Whereas Claude Code, same difference but much faster, much more iteration focused, because it can just go update its own instructions. So I’ll say, “Hey Claude, the newsletter looks really good. Subject lines are super weak. You messed up the formatting on this, and I don’t like the HTML you’ve layered in for whatever section.” It will go update the skill accordingly. It’ll go update it, run another one, we’re done.
So we’re cutting out a lot of the steps, a lot of the back and forth. I don’t know about you, but I have tons of GPTs and Gems – awesome stuff – but I find myself like I’m in Minority Report with all these browser windows, chatting between stuff, copying, pasting all the time. Claude Code doesn’t get rid of all that, but because it is able to go use files and update its own documents based on your feedback, I just find it can be much faster, much more robust as building on top of the architecture you’ve already got.
Rich: And so the skills that you reference, would you say are they the same thing as knowledge docs for GPT, or are they different in some way?
Mike: Yeah, you know, they can be. I’ll be honest, I’m still feeling out kind of what is the best practices here. I can share kind of what’s worked for me, but the skill is basically just going to tell Claude Code or Claude itself, you could use this skill document with Claude if you like. It’ll tell it how to do something.

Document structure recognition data
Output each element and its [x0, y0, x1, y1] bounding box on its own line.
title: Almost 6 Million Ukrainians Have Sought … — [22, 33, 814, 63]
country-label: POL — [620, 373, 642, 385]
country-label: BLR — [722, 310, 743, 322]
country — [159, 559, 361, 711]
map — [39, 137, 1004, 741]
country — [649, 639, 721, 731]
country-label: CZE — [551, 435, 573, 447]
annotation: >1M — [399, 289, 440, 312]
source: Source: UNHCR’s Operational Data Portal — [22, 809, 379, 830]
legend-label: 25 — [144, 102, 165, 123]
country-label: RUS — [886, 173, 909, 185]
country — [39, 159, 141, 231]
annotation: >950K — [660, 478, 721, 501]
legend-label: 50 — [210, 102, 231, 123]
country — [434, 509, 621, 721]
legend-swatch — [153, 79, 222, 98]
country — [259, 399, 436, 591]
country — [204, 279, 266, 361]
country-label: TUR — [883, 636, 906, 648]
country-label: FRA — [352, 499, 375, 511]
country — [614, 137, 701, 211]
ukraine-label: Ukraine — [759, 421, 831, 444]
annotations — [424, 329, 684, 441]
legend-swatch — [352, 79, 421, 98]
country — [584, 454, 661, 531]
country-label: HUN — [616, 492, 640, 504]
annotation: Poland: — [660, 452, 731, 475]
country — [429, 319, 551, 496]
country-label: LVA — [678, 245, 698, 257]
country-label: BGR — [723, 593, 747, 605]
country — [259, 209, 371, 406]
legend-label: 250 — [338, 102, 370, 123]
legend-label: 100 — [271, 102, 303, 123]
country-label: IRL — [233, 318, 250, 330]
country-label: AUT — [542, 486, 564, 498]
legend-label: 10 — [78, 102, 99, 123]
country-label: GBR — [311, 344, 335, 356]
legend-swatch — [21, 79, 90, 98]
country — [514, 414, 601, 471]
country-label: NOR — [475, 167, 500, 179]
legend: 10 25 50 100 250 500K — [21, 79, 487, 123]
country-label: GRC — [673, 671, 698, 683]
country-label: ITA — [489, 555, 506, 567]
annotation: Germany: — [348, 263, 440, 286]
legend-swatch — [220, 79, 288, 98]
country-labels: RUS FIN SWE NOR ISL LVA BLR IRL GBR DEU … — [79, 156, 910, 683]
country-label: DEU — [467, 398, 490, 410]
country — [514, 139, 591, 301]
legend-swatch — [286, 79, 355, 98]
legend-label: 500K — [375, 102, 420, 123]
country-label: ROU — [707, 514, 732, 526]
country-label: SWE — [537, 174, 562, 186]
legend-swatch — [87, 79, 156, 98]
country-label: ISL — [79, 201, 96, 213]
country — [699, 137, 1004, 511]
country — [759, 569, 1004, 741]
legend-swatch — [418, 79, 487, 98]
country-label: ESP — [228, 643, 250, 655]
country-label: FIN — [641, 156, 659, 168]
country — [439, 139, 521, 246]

*Problem 1:* In the conversation excerpt, what film does the speaker say he feels like he is in when juggling many browser windows?
*Problem 2:* List every criticism of the newsletter that the speaker, in the conversation excerpt, says he would give Claude.
These records are separate material and have no connection to the text.

*Answer section 1:* Minority Report

*Answer section 2:*
- The subject lines are super weak.
- The formatting was messed up.
- He doesn't like the HTML layered in for a section.